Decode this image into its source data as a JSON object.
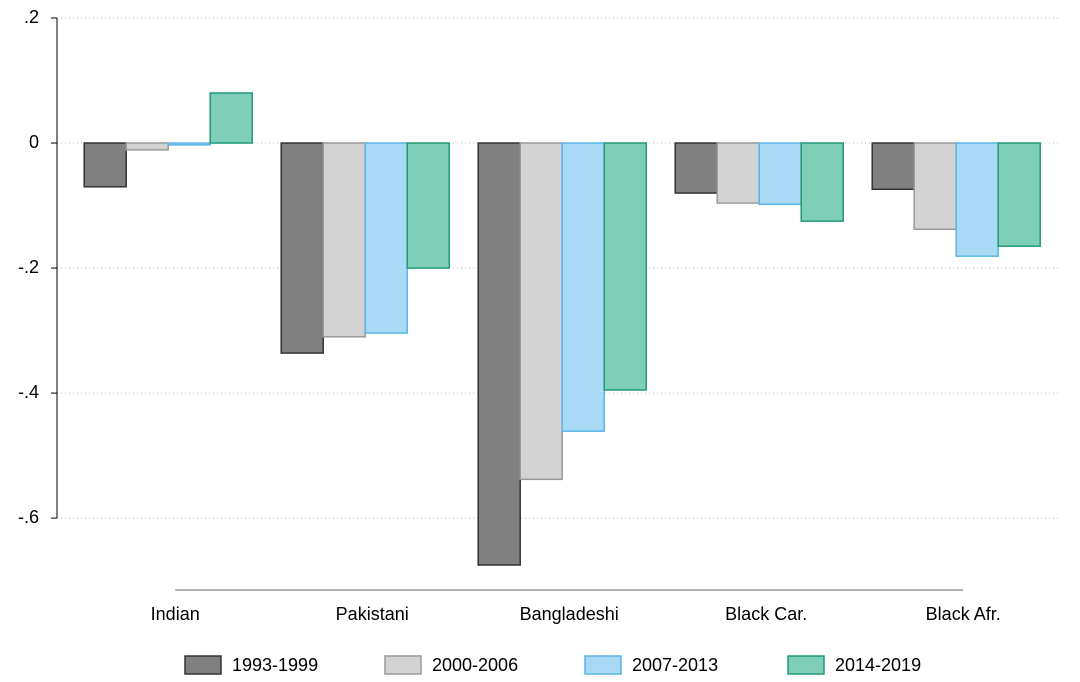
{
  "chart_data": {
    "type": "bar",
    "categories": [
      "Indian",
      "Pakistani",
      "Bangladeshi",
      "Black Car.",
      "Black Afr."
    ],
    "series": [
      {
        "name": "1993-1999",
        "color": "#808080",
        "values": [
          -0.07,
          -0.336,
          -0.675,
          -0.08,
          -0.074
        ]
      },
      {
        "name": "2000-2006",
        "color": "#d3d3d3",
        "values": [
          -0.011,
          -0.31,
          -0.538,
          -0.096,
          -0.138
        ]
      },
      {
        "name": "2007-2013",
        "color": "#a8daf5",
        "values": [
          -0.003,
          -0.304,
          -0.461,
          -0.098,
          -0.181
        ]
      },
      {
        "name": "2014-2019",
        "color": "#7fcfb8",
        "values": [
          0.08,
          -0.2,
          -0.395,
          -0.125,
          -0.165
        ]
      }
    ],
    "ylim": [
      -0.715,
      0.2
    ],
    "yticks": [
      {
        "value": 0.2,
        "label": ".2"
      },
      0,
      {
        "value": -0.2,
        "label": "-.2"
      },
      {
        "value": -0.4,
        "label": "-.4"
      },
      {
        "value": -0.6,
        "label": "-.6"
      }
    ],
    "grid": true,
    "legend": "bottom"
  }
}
==
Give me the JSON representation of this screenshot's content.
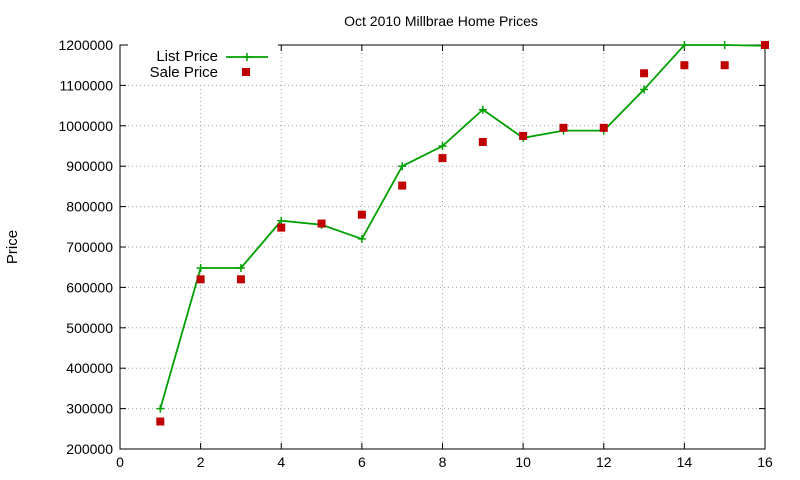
---
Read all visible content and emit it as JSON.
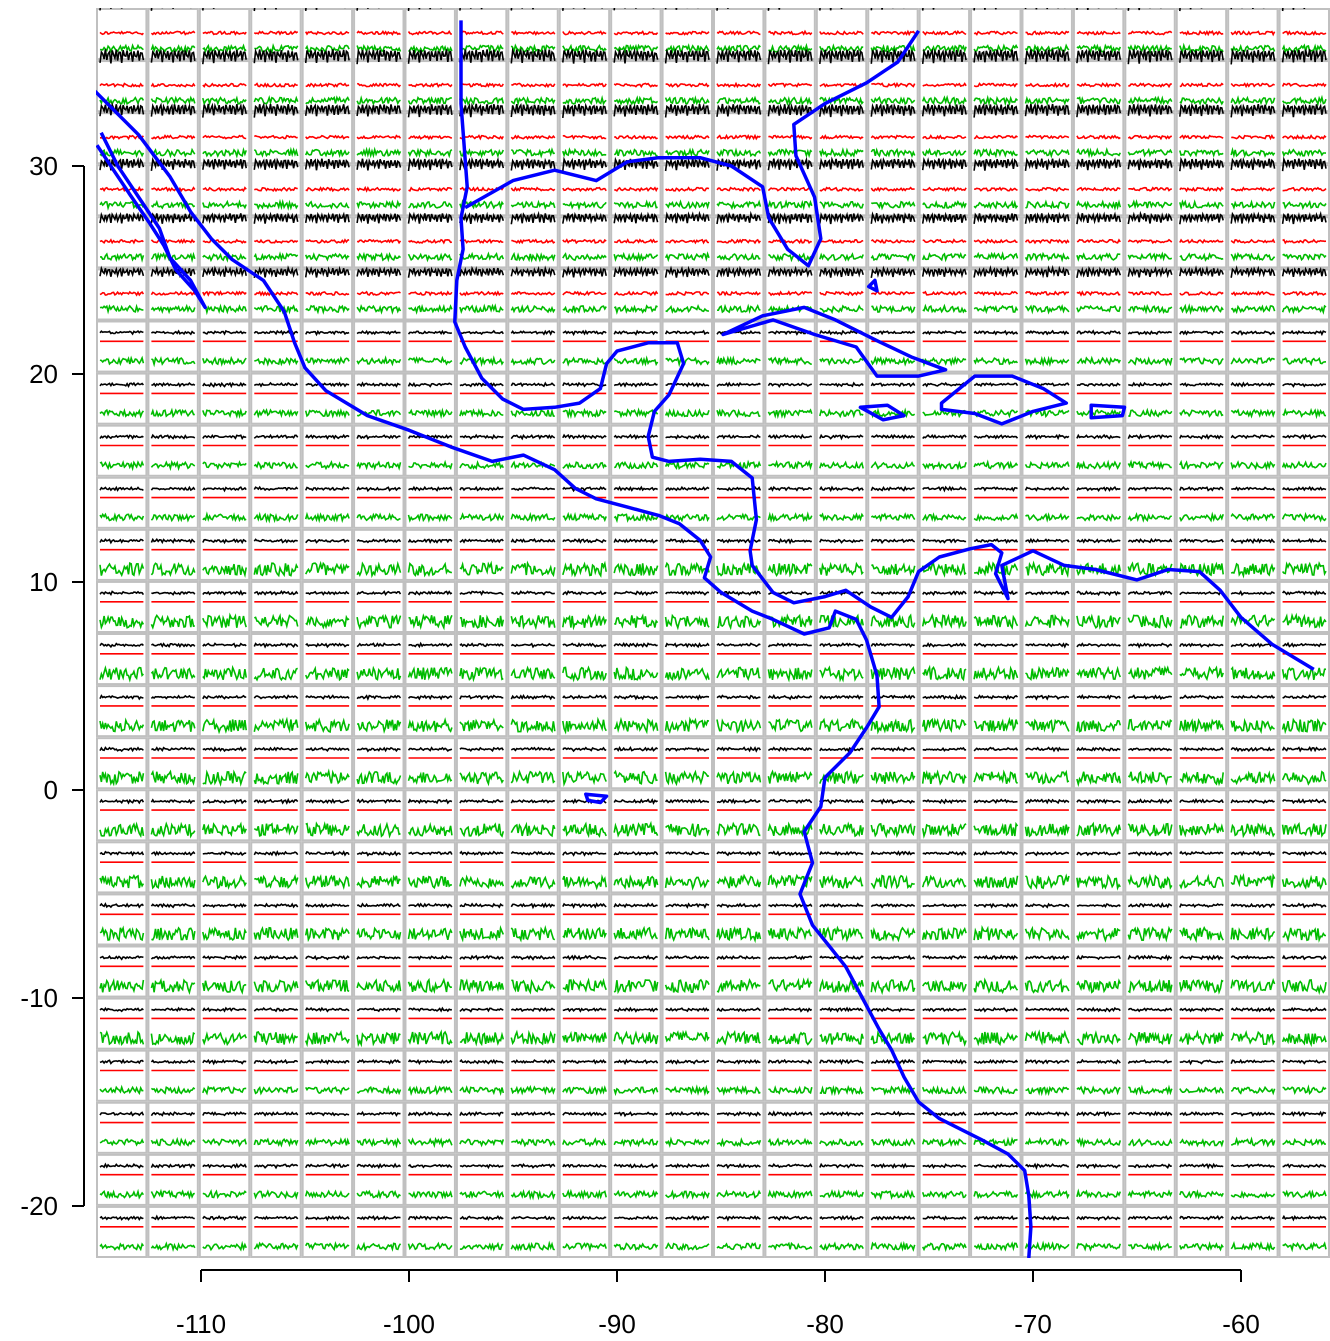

● **EXERCISE DIRECTIONS**
Where a line contains "content", copy that line.

● **SOLUTION TO THIS PROBLEM**
Give me the JSON representation of this screenshot's content.
Read all visible content and emit it as JSON.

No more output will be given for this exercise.